#### [PROBLEM]
Only lines with the string "JSON" matter here; gather them from the material below.

Records from a dataset
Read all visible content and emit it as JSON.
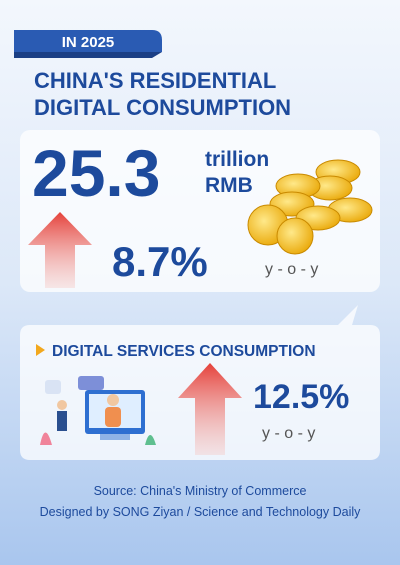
{
  "header": {
    "tag": "IN 2025",
    "title_lines": [
      "CHINA'S RESIDENTIAL",
      "DIGITAL CONSUMPTION"
    ]
  },
  "main_card": {
    "amount": "25.3",
    "unit_lines": [
      "trillion",
      "RMB"
    ],
    "growth": "8.7%",
    "growth_note": "y - o - y"
  },
  "services_card": {
    "title": "DIGITAL SERVICES CONSUMPTION",
    "growth": "12.5%",
    "growth_note": "y - o - y"
  },
  "footer": {
    "lines": [
      "Source: China's Ministry of Commerce",
      "Designed by SONG Ziyan / Science and Technology Daily"
    ]
  }
}
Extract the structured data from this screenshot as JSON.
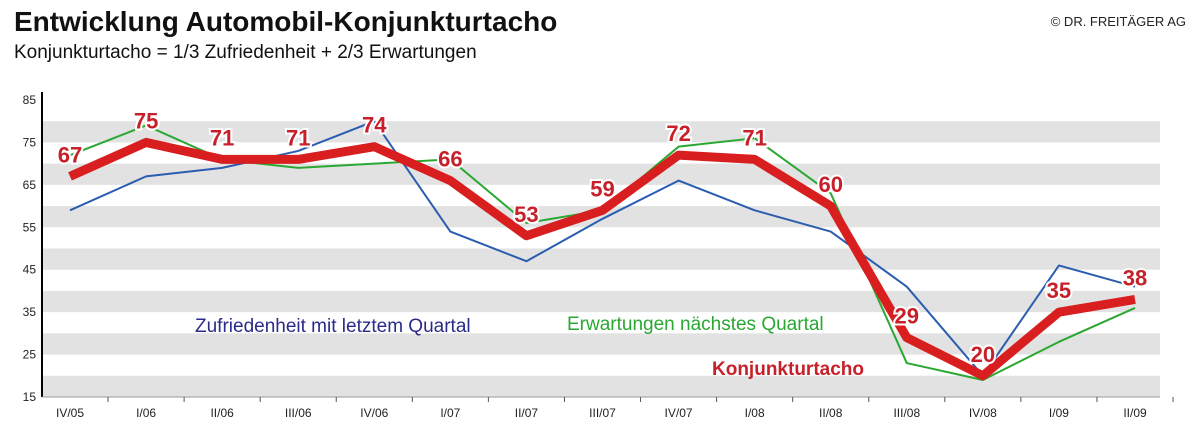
{
  "title": "Entwicklung Automobil-Konjunkturtacho",
  "subtitle": "Konjunkturtacho  = 1/3 Zufriedenheit + 2/3 Erwartungen",
  "copyright": "© DR. FREITÄGER AG",
  "chart_data": {
    "type": "line",
    "title": "Entwicklung Automobil-Konjunkturtacho",
    "xlabel": "",
    "ylabel": "",
    "ylim": [
      15,
      85
    ],
    "yticks": [
      15,
      25,
      35,
      45,
      55,
      65,
      75,
      85
    ],
    "grid": "alternating horizontal bands",
    "categories": [
      "IV/05",
      "I/06",
      "II/06",
      "III/06",
      "IV/06",
      "I/07",
      "II/07",
      "III/07",
      "IV/07",
      "I/08",
      "II/08",
      "III/08",
      "IV/08",
      "I/09",
      "II/09"
    ],
    "series": [
      {
        "name": "Zufriedenheit mit letztem Quartal",
        "color": "#2a5db0",
        "values": [
          59,
          67,
          69,
          73,
          80,
          54,
          47,
          57,
          66,
          59,
          54,
          41,
          20,
          46,
          41
        ]
      },
      {
        "name": "Erwartungen nächstes Quartal",
        "color": "#2aa832",
        "values": [
          72,
          79,
          71,
          69,
          70,
          71,
          56,
          59,
          74,
          76,
          63,
          23,
          19,
          28,
          36
        ]
      },
      {
        "name": "Konjunkturtacho",
        "color": "#d81e1e",
        "values": [
          67,
          75,
          71,
          71,
          74,
          66,
          53,
          59,
          72,
          71,
          60,
          29,
          20,
          35,
          38
        ],
        "labels": [
          "67",
          "75",
          "71",
          "71",
          "74",
          "66",
          "53",
          "59",
          "72",
          "71",
          "60",
          "29",
          "20",
          "35",
          "38"
        ]
      }
    ]
  }
}
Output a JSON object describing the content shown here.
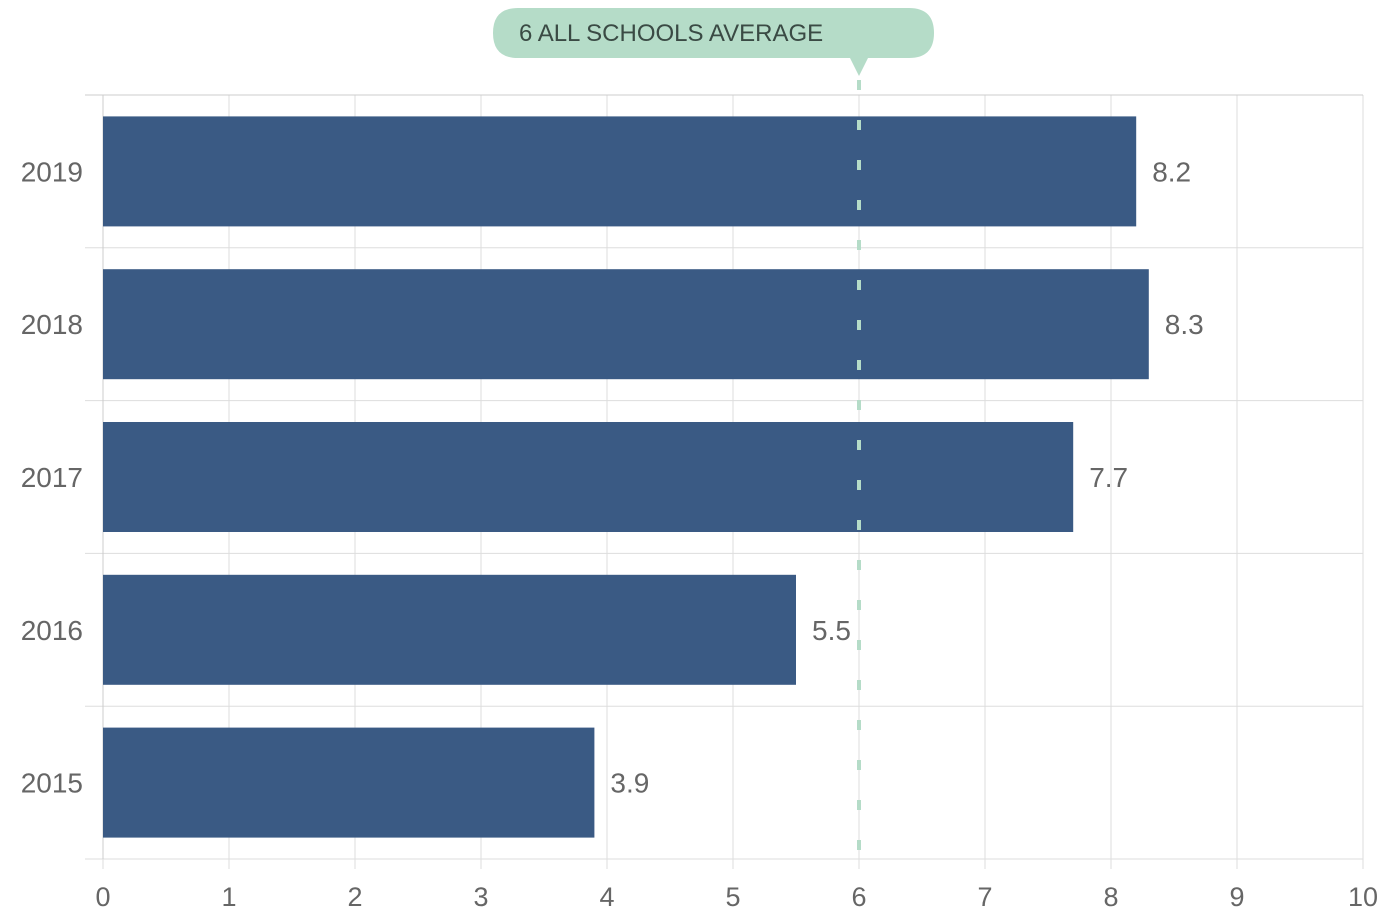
{
  "chart_data": {
    "type": "bar",
    "orientation": "horizontal",
    "categories": [
      "2019",
      "2018",
      "2017",
      "2016",
      "2015"
    ],
    "values": [
      8.2,
      8.3,
      7.7,
      5.5,
      3.9
    ],
    "value_labels": [
      "8.2",
      "8.3",
      "7.7",
      "5.5",
      "3.9"
    ],
    "xlim": [
      0,
      10
    ],
    "xticks": [
      "0",
      "1",
      "2",
      "3",
      "4",
      "5",
      "6",
      "7",
      "8",
      "9",
      "10"
    ],
    "grid": true,
    "reference_line": {
      "value": 6,
      "label": "6 ALL SCHOOLS AVERAGE"
    },
    "colors": {
      "bar": "#3a5a84",
      "reference": "#b5dcc8",
      "grid": "#dddddd"
    }
  }
}
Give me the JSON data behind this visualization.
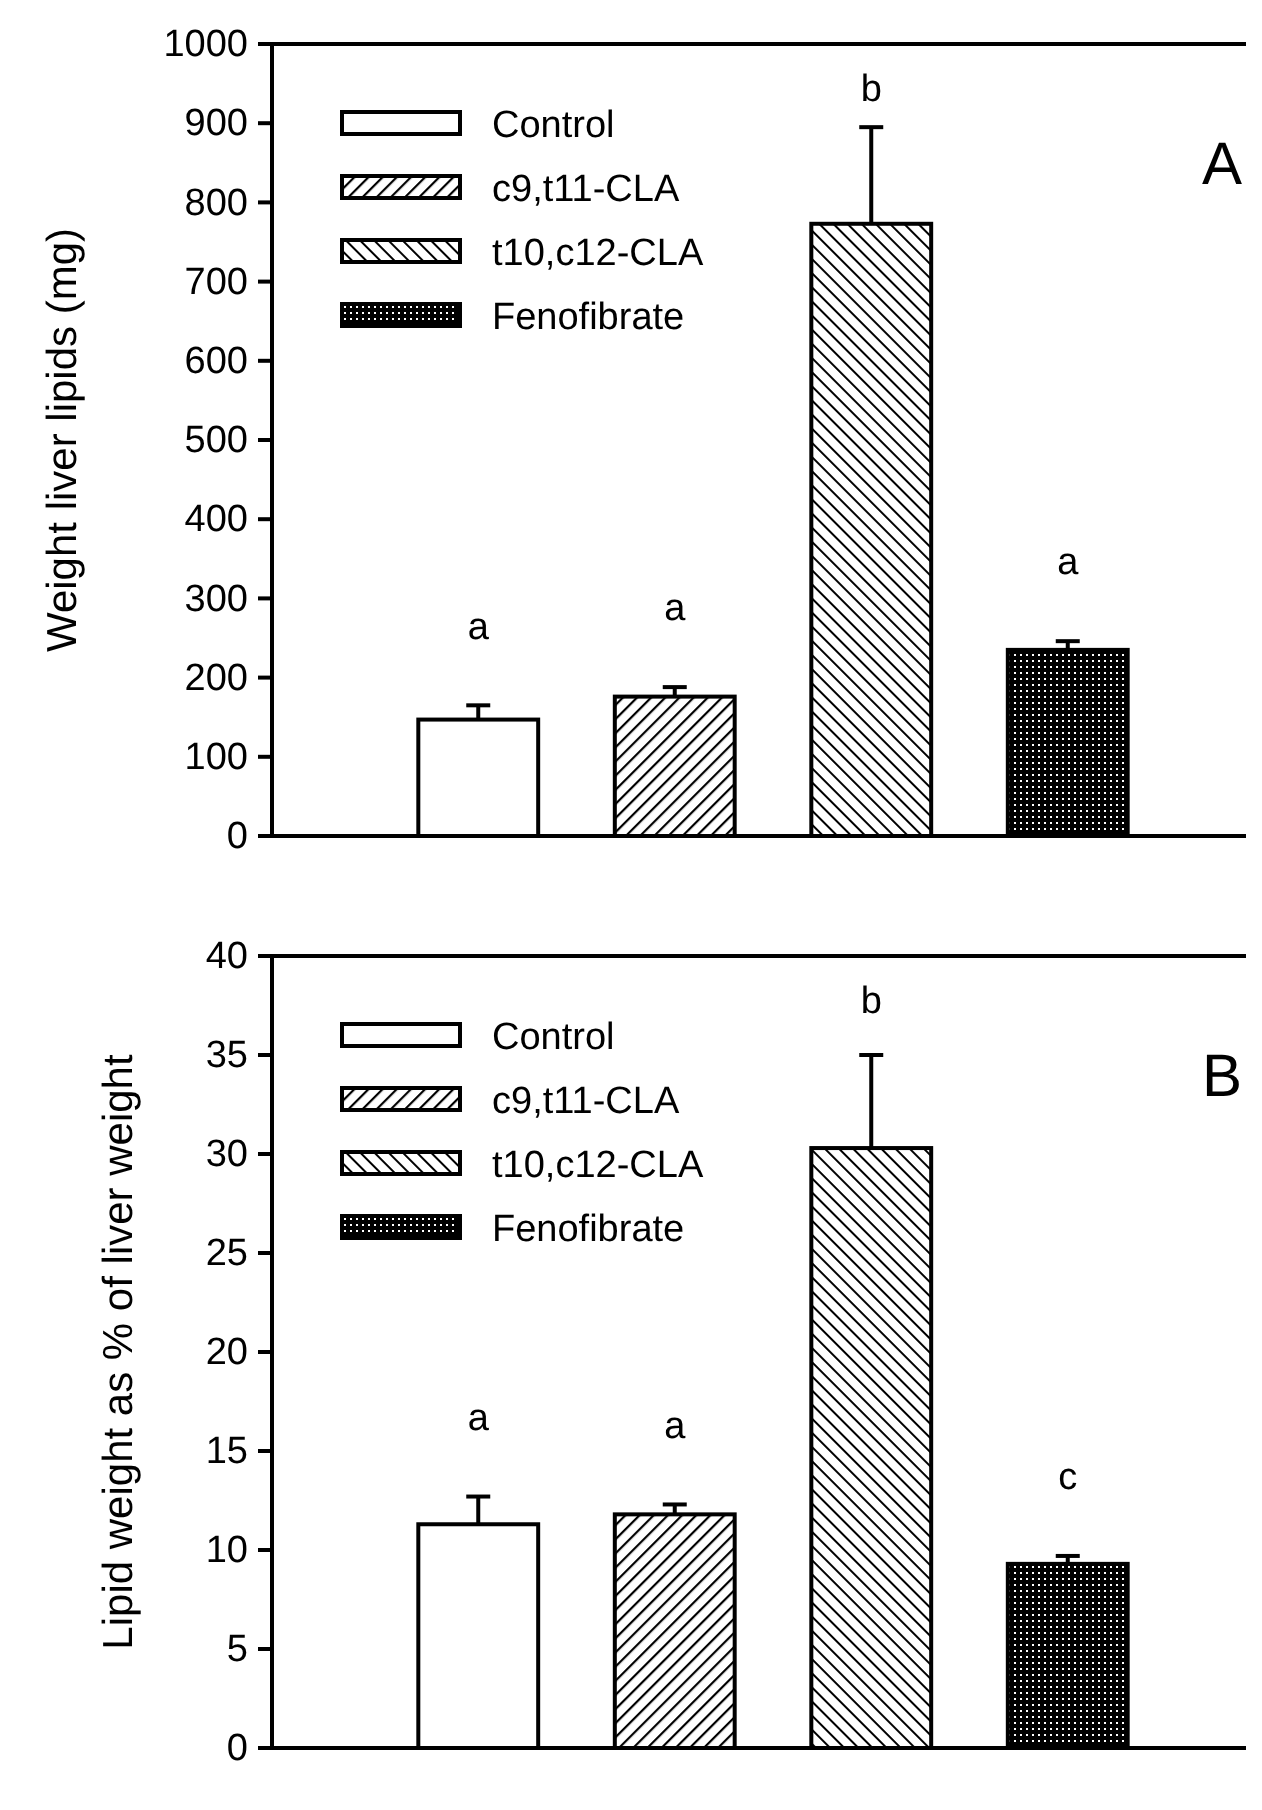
{
  "chart_data": [
    {
      "type": "bar",
      "title": "A",
      "ylabel": "Weight liver lipids (mg)",
      "categories": [
        null
      ],
      "series": [
        {
          "name": "Control",
          "color": "#ffffff",
          "values": [
            147
          ],
          "errors": [
            18
          ]
        },
        {
          "name": "c9,t11-CLA",
          "color": "#000000",
          "values": [
            176
          ],
          "errors": [
            12
          ]
        },
        {
          "name": "t10,c12-CLA",
          "color": "#000000",
          "values": [
            773
          ],
          "errors": [
            122
          ]
        },
        {
          "name": "Fenofibrate",
          "color": "#000000",
          "values": [
            235
          ],
          "errors": [
            11
          ]
        }
      ],
      "ylim": [
        0,
        1000
      ],
      "yticks": [
        0,
        100,
        200,
        300,
        400,
        500,
        600,
        700,
        800,
        900,
        1000
      ],
      "legend": "top left",
      "grid": false,
      "annotations": [
        "a",
        "a",
        "b",
        "a"
      ]
    },
    {
      "type": "bar",
      "title": "B",
      "ylabel": "Lipid weight as % of liver weight",
      "categories": [
        null
      ],
      "series": [
        {
          "name": "Control",
          "color": "#ffffff",
          "values": [
            11.3
          ],
          "errors": [
            1.4
          ]
        },
        {
          "name": "c9,t11-CLA",
          "color": "#000000",
          "values": [
            11.8
          ],
          "errors": [
            0.5
          ]
        },
        {
          "name": "t10,c12-CLA",
          "color": "#000000",
          "values": [
            30.3
          ],
          "errors": [
            4.7
          ]
        },
        {
          "name": "Fenofibrate",
          "color": "#000000",
          "values": [
            9.3
          ],
          "errors": [
            0.4
          ]
        }
      ],
      "ylim": [
        0,
        40
      ],
      "yticks": [
        0,
        5,
        10,
        15,
        20,
        25,
        30,
        35,
        40
      ],
      "legend": "top left",
      "grid": false,
      "annotations": [
        "a",
        "a",
        "b",
        "c"
      ]
    }
  ]
}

#### [RESPONSE FOR THIS EXERCISE]
Read all visible content and emit it as JSON.
Extract the structured data from this screenshot as JSON.
Output a JSON object describing the content shown here.
Give me the JSON data behind this visualization.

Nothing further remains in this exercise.